▶ TASK REQUIREMENTS: Go through the entries below. Copy out every line that contains "have".

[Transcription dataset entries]
+---+
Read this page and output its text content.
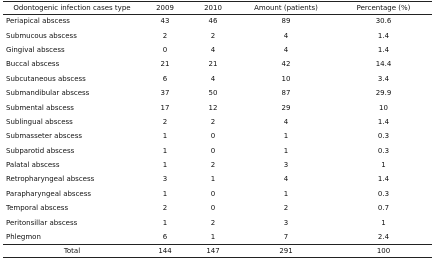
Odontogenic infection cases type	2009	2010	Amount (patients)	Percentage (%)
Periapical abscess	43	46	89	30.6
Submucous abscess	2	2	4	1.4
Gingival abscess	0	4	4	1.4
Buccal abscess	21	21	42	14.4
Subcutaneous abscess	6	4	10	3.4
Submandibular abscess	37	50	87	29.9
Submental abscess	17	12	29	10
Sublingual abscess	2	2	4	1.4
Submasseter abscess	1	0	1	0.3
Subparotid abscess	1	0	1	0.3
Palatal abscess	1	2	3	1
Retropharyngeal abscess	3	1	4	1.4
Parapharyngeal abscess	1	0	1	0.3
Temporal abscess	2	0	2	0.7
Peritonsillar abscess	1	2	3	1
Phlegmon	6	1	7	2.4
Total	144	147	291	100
+---+
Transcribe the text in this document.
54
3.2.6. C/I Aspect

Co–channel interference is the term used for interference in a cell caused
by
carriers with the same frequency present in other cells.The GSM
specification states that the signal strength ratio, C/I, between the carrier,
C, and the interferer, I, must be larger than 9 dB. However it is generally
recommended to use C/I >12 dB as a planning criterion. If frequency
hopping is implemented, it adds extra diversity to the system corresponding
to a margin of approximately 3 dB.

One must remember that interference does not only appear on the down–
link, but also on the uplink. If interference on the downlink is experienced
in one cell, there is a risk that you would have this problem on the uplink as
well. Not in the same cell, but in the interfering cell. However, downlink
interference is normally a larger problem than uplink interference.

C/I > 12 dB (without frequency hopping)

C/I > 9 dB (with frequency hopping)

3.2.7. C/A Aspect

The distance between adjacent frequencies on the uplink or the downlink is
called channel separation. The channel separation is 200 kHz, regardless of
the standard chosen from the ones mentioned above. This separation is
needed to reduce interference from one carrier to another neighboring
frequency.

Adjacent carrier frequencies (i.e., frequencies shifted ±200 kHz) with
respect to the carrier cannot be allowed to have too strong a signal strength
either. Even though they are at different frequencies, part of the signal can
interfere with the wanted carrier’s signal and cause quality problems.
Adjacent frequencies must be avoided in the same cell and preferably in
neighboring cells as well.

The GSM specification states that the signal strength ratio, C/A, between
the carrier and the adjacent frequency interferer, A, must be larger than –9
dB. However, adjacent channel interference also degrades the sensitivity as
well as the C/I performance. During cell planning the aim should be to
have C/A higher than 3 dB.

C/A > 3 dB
+---+
▶ REPLY:
in one cell, there is a risk that you would have this problem on the uplink as
respect to the carrier cannot be allowed to have too strong a signal strength
have C/A higher than 3 dB.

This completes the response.